◆ The problem ◆
Your task is to retype each line of the data below exactly.

+++

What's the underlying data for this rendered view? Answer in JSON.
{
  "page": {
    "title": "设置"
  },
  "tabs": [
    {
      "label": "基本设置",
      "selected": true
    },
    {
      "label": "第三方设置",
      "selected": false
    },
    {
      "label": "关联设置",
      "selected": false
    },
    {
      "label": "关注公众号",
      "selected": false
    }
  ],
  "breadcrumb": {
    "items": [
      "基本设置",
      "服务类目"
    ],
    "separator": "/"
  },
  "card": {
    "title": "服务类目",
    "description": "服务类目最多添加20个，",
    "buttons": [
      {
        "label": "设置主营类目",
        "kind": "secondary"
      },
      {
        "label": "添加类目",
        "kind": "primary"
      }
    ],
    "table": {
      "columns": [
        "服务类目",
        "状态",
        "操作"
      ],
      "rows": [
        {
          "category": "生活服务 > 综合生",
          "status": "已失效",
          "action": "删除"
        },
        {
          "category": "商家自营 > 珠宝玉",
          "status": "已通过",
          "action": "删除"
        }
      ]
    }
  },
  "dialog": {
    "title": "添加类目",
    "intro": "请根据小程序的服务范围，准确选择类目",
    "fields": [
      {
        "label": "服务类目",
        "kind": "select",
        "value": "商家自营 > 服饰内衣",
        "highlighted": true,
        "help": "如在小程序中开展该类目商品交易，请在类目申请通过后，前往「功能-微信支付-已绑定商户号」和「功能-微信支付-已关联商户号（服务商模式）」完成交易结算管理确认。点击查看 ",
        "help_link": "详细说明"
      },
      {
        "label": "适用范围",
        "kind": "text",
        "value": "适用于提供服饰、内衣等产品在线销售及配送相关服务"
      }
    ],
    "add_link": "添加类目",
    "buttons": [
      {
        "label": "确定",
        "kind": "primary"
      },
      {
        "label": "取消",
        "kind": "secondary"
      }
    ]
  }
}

+++

◆ Reply to the exercise ◆
What's the underlying data for this rendered view? Answer in JSON.
{
  "page": {
    "title": "设置"
  },
  "tabs": [
    {
      "label": "基本设置",
      "selected": true
    },
    {
      "label": "第三方设置",
      "selected": false
    },
    {
      "label": "关联设置",
      "selected": false
    },
    {
      "label": "关注公众号",
      "selected": false
    }
  ],
  "breadcrumb": {
    "items": [
      "基本设置",
      "服务类目"
    ],
    "separator": "/"
  },
  "card": {
    "title": "服务类目",
    "description": "服务类目最多添加20个，",
    "buttons": [
      {
        "label": "设置主营类目",
        "kind": "secondary"
      },
      {
        "label": "添加类目",
        "kind": "primary"
      }
    ],
    "table": {
      "columns": [
        "服务类目",
        "状态",
        "操作"
      ],
      "rows": [
        {
          "category": "生活服务 > 综合生",
          "status": "已失效",
          "action": "删除"
        },
        {
          "category": "商家自营 > 珠宝玉",
          "status": "已通过",
          "action": "删除"
        }
      ]
    }
  },
  "dialog": {
    "title": "添加类目",
    "intro": "请根据小程序的服务范围，准确选择类目",
    "fields": [
      {
        "label": "服务类目",
        "kind": "select",
        "value": "商家自营 > 服饰内衣",
        "highlighted": true,
        "help": "如在小程序中开展该类目商品交易，请在类目申请通过后，前往「功能-微信支付-已绑定商户号」和「功能-微信支付-已关联商户号（服务商模式）」完成交易结算管理确认。点击查看 ",
        "help_link": "详细说明"
      },
      {
        "label": "适用范围",
        "kind": "text",
        "value": "适用于提供服饰、内衣等产品在线销售及配送相关服务"
      }
    ],
    "add_link": "添加类目",
    "buttons": [
      {
        "label": "确定",
        "kind": "primary"
      },
      {
        "label": "取消",
        "kind": "secondary"
      }
    ]
  }
}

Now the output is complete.